(Stored entries)
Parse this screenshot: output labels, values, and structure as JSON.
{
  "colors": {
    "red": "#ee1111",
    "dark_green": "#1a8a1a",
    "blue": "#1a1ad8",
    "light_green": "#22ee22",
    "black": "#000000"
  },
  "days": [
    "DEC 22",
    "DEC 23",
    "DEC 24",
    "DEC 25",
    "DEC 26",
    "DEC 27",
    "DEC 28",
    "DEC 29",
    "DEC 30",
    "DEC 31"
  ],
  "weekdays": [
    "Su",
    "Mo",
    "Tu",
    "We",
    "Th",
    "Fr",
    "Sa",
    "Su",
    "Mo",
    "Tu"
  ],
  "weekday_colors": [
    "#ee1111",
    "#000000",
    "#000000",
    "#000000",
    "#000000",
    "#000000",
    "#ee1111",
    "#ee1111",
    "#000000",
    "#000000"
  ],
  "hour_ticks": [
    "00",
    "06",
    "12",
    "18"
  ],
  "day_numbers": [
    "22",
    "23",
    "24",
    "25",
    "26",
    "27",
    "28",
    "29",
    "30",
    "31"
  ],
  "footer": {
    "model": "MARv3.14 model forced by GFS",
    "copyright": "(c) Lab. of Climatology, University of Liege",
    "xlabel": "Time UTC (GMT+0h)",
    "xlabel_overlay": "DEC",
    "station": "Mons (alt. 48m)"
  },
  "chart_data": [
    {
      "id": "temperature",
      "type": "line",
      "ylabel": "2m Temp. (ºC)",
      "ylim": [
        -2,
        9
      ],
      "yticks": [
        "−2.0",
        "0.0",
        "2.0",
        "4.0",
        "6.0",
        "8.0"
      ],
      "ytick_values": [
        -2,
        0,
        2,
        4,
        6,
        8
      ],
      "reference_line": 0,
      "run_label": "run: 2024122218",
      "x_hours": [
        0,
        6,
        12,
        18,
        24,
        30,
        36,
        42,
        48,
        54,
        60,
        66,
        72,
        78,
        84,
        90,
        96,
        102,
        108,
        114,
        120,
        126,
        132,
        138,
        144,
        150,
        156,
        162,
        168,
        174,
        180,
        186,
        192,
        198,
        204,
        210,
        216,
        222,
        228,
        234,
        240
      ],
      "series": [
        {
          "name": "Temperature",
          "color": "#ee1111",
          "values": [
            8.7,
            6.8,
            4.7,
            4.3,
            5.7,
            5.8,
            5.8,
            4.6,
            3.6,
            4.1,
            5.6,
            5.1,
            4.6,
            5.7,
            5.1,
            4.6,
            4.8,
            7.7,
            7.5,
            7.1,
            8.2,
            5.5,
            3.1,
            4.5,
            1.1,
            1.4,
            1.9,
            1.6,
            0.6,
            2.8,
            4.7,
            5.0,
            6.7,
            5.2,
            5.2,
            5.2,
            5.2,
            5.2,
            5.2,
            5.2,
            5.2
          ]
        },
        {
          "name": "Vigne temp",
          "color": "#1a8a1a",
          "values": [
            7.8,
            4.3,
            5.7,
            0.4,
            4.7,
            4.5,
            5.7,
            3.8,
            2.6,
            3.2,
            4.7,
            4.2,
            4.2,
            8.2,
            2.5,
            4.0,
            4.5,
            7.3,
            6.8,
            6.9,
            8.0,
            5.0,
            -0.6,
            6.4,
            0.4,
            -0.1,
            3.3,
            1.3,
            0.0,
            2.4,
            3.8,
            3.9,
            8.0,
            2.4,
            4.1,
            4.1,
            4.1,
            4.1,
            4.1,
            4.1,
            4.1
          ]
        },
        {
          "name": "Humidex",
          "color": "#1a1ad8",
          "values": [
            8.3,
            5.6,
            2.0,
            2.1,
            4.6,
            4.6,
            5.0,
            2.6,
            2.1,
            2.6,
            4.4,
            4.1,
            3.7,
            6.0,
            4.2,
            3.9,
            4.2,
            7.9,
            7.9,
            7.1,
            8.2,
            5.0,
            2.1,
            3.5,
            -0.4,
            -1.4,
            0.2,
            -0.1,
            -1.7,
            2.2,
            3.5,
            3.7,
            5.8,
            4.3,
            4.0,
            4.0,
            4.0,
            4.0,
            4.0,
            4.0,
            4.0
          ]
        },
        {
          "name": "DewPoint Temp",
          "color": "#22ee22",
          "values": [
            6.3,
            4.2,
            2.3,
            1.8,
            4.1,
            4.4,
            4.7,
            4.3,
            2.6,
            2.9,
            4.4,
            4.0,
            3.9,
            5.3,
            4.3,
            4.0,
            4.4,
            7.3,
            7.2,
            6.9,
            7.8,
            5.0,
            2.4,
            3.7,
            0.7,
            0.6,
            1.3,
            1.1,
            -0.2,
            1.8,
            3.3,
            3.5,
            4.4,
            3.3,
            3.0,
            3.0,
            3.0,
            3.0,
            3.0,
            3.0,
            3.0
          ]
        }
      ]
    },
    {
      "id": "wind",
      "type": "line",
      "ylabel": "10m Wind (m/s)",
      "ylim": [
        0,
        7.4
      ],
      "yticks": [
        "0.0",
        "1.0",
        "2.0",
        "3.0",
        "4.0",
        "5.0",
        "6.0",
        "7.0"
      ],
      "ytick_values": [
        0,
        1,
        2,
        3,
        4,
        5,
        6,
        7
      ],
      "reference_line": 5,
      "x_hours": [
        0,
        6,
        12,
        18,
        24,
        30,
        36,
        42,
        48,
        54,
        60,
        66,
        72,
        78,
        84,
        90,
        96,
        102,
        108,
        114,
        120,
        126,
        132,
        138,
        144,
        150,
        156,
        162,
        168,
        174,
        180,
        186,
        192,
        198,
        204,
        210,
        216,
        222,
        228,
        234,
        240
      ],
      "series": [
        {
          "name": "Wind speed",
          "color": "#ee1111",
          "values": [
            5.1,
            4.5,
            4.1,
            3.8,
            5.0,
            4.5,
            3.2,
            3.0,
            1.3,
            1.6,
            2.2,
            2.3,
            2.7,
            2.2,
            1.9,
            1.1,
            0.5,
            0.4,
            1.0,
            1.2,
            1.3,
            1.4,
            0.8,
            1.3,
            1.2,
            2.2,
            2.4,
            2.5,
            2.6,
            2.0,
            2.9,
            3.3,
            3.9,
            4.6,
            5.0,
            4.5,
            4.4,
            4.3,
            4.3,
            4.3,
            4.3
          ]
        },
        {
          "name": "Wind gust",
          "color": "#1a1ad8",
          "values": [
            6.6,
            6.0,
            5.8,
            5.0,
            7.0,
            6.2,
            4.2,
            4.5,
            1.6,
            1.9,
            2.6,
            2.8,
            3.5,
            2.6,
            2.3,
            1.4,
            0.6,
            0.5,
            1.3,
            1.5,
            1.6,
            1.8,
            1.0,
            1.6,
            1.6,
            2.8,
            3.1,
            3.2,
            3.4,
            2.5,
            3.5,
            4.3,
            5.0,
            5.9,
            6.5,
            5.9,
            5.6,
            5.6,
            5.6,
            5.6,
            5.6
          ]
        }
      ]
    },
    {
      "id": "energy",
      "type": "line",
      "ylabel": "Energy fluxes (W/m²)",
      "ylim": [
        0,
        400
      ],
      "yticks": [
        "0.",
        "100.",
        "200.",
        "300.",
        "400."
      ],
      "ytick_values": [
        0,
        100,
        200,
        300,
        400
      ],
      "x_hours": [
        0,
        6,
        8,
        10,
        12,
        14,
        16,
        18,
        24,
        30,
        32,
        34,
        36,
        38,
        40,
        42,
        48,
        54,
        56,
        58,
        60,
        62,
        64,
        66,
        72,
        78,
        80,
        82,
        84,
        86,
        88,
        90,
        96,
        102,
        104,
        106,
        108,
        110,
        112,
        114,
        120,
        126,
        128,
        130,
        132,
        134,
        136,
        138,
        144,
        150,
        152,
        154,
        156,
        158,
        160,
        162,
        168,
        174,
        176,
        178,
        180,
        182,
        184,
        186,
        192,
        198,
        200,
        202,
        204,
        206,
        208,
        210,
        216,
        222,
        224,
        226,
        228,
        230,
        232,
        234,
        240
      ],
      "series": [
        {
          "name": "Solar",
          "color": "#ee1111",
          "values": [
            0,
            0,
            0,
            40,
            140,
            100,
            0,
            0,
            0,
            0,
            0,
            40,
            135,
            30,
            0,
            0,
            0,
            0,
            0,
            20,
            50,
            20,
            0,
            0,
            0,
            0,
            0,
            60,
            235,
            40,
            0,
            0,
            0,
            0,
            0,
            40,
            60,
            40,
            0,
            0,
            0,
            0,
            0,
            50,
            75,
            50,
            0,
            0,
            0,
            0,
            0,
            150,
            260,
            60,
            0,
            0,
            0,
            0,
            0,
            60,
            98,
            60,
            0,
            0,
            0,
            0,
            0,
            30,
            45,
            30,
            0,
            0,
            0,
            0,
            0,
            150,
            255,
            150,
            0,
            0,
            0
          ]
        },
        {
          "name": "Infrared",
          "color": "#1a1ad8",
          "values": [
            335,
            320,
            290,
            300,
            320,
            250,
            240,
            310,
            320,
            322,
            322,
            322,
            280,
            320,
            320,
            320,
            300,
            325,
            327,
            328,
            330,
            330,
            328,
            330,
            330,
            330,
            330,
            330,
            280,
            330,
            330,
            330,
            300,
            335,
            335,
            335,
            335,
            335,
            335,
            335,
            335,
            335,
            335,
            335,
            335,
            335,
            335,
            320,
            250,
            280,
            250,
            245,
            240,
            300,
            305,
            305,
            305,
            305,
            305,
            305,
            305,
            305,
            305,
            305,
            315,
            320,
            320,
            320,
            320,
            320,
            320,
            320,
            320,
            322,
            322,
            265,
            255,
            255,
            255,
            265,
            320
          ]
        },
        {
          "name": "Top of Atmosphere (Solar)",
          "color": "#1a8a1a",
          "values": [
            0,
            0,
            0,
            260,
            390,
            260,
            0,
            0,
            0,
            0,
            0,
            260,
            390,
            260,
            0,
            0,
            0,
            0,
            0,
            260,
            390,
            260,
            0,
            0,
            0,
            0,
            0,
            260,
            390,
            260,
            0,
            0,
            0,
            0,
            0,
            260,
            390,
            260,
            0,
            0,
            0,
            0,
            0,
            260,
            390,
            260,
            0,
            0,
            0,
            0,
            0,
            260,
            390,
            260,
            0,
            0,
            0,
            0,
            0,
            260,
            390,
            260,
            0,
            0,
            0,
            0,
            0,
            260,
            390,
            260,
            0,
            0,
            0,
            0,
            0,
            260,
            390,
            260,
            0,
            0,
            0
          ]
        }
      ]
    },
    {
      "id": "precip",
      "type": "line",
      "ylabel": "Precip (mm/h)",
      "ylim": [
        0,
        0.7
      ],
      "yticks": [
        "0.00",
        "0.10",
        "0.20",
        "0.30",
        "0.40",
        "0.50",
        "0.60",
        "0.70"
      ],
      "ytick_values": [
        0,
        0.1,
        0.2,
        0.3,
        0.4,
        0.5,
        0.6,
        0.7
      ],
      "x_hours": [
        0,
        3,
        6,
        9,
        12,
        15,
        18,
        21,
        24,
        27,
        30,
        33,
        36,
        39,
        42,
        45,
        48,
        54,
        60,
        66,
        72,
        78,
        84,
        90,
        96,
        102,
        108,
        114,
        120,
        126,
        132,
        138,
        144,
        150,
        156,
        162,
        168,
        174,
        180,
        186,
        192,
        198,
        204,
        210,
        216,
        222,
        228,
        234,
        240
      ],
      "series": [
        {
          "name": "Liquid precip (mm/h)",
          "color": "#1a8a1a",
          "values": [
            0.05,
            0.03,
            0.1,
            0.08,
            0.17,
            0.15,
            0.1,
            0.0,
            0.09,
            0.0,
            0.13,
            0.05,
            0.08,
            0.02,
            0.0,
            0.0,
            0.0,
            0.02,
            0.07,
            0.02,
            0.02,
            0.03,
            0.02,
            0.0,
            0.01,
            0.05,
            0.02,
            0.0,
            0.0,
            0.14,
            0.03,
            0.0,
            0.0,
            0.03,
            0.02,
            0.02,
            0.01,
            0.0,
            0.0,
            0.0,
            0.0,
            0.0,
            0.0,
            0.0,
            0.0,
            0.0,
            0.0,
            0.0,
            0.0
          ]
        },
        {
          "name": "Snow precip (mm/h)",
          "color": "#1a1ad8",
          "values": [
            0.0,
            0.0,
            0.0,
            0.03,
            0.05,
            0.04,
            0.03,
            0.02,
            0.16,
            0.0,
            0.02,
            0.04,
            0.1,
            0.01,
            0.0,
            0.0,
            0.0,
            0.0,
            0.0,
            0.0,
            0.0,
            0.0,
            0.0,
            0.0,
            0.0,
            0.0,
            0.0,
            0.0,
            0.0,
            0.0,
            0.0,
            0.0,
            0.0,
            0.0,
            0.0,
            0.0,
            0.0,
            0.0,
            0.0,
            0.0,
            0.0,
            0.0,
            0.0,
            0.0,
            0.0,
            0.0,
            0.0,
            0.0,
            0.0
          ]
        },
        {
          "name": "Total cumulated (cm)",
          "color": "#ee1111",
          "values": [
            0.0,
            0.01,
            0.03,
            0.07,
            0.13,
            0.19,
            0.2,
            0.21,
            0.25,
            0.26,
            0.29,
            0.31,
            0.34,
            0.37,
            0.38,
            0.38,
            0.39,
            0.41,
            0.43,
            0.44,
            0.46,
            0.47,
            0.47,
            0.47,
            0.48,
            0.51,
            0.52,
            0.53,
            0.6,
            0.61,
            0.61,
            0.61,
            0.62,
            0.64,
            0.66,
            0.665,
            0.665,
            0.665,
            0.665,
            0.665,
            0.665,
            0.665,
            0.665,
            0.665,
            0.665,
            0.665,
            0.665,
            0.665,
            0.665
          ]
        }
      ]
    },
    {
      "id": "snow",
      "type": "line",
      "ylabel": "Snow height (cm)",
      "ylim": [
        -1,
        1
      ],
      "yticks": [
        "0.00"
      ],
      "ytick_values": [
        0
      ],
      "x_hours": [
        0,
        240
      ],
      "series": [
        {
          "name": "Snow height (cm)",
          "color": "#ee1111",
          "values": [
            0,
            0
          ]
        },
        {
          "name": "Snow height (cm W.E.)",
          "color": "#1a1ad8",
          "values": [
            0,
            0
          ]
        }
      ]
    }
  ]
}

== What to do ==
From the entries above, extract every line where the word "height" appears.

== Solution to the problem ==
      "ylabel": "Snow height (cm)",
          "name": "Snow height (cm)",
          "name": "Snow height (cm W.E.)",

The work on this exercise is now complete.